■ What you will do
Search the data for the string "两个实验采用水浴法加热主要都是为了" and extract every line where it appears.

■ Records for this task
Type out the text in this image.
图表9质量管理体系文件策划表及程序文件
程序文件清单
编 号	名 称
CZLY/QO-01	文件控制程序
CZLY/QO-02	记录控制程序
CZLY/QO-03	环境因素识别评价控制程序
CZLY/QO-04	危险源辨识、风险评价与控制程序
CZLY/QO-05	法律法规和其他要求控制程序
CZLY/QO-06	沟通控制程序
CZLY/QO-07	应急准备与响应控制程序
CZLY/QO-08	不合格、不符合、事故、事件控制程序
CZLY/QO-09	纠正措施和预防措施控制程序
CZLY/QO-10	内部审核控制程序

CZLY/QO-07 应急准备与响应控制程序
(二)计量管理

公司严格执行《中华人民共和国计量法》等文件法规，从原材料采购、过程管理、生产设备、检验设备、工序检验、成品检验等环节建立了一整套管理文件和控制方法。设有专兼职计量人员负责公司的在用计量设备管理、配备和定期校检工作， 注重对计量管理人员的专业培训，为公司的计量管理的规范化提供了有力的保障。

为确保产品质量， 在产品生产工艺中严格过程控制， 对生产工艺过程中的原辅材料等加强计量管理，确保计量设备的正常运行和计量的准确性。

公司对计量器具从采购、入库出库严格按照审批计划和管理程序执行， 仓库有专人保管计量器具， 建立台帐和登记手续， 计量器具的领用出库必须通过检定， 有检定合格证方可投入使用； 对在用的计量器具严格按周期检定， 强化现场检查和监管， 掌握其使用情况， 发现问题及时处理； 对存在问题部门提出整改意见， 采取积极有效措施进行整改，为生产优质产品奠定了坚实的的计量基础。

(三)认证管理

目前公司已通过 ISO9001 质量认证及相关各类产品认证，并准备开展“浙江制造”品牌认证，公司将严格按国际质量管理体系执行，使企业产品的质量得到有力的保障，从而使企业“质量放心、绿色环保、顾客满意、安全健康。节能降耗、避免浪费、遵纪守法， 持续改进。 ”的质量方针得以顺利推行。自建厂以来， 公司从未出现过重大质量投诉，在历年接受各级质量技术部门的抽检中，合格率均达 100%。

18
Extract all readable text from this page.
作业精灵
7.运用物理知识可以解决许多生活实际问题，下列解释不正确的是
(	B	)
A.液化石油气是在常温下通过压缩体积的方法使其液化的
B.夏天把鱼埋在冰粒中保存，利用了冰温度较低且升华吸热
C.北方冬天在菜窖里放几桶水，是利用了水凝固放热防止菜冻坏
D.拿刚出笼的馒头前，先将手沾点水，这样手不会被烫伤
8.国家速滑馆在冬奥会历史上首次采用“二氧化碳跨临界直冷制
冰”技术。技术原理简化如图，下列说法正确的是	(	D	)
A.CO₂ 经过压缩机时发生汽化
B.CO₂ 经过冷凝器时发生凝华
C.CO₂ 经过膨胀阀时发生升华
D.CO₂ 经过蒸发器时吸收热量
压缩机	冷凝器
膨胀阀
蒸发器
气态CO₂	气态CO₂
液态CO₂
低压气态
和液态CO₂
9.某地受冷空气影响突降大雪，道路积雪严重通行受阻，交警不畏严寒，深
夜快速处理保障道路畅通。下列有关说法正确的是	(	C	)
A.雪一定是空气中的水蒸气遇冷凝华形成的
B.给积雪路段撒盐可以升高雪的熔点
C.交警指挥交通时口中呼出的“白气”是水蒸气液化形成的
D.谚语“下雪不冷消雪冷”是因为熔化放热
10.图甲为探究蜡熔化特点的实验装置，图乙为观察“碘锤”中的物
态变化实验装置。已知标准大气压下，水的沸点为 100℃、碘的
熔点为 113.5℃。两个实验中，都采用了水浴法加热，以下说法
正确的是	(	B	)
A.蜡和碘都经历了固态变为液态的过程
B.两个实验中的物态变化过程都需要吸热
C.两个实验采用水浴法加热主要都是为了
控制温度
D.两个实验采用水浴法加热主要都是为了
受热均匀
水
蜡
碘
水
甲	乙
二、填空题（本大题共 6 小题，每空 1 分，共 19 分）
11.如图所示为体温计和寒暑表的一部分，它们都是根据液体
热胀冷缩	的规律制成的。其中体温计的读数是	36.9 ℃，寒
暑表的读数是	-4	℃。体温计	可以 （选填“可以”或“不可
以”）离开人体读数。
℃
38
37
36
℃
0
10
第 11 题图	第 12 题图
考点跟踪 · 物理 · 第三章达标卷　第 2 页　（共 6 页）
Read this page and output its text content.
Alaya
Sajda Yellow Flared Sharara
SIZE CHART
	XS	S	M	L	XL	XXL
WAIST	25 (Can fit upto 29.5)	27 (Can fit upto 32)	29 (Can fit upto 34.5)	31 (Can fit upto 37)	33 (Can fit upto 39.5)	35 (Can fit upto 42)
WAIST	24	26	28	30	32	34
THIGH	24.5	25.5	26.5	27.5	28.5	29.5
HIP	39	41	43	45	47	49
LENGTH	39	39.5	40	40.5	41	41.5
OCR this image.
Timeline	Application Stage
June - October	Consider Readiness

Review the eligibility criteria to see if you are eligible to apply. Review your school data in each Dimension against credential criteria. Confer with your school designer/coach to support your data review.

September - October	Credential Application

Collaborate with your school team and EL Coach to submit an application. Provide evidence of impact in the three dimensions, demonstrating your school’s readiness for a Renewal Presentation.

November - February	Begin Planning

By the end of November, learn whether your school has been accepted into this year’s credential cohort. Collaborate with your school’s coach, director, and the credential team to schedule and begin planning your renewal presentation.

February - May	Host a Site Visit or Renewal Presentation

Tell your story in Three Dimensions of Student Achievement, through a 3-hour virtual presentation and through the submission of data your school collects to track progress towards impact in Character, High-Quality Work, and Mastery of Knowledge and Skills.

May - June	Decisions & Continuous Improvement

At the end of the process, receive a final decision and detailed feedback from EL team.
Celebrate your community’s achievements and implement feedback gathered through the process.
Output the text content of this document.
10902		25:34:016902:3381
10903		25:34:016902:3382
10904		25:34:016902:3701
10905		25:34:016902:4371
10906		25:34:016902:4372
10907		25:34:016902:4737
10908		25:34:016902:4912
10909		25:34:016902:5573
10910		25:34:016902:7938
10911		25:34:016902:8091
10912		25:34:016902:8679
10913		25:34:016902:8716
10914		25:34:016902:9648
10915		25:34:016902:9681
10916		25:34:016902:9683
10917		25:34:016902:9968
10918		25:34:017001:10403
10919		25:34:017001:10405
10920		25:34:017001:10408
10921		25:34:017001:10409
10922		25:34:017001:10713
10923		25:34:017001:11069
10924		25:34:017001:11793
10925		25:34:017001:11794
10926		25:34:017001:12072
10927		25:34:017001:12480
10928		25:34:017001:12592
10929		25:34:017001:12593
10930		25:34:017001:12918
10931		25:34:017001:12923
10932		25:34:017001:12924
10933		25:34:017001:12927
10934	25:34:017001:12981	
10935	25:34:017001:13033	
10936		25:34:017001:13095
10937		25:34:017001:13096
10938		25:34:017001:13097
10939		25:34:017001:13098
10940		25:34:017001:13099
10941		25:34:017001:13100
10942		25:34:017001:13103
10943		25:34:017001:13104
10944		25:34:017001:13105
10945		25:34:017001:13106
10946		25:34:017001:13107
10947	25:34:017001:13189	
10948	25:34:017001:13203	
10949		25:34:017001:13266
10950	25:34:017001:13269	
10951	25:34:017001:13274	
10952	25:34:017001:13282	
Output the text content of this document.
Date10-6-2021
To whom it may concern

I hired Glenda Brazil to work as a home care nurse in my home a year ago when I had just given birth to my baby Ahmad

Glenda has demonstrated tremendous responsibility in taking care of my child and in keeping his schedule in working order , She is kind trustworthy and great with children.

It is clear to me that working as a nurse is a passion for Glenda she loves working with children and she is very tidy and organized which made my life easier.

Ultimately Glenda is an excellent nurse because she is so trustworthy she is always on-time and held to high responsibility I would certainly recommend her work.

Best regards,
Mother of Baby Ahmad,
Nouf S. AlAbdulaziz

■ Exercise response
C.两个实验采用水浴法加热主要都是为了
D.两个实验采用水浴法加热主要都是为了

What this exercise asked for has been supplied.